§ **EXERCISE TASK**
Sort through the entries below and pull out lines containing the word "title".

§ **DATA EXTRACT**

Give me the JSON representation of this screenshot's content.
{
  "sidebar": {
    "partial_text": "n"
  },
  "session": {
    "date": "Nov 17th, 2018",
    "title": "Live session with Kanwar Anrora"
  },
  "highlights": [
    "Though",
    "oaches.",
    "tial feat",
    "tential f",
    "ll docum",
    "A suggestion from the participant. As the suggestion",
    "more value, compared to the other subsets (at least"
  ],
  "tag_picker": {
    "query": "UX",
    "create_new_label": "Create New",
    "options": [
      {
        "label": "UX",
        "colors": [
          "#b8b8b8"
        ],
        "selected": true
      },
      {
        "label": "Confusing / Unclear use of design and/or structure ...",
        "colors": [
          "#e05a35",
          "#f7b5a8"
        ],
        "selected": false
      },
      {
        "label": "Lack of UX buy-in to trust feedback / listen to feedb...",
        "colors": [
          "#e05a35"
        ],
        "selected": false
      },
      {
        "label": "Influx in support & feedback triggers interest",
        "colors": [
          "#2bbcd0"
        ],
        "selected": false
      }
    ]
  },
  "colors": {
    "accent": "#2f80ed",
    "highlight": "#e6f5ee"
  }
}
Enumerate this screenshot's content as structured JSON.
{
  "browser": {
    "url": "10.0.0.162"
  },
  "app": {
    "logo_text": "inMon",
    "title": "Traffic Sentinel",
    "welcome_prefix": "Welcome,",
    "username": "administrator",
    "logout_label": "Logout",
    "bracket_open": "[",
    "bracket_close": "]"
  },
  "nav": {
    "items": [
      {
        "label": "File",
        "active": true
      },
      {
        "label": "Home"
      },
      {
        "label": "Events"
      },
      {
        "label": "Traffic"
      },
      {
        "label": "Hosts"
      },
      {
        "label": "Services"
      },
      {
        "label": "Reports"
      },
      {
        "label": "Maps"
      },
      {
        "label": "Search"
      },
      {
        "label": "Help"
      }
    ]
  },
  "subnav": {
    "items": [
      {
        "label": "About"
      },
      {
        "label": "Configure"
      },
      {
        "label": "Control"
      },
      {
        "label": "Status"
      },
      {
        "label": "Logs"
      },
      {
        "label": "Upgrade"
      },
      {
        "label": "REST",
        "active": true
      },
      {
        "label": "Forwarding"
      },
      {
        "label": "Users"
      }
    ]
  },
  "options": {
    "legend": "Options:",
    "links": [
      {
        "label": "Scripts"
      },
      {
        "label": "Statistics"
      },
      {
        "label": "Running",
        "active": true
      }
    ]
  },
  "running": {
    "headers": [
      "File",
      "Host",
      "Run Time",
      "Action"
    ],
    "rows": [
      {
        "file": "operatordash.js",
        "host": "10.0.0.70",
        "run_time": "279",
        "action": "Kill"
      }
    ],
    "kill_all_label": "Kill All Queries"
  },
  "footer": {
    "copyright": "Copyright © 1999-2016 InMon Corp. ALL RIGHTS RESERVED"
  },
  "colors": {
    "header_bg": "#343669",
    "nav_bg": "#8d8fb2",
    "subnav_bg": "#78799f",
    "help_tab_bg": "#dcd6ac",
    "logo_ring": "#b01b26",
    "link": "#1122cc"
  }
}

§ **OUTPUT FOR THIS TASK**
    "title": "Live session with Kanwar Anrora"
    "title": "Traffic Sentinel",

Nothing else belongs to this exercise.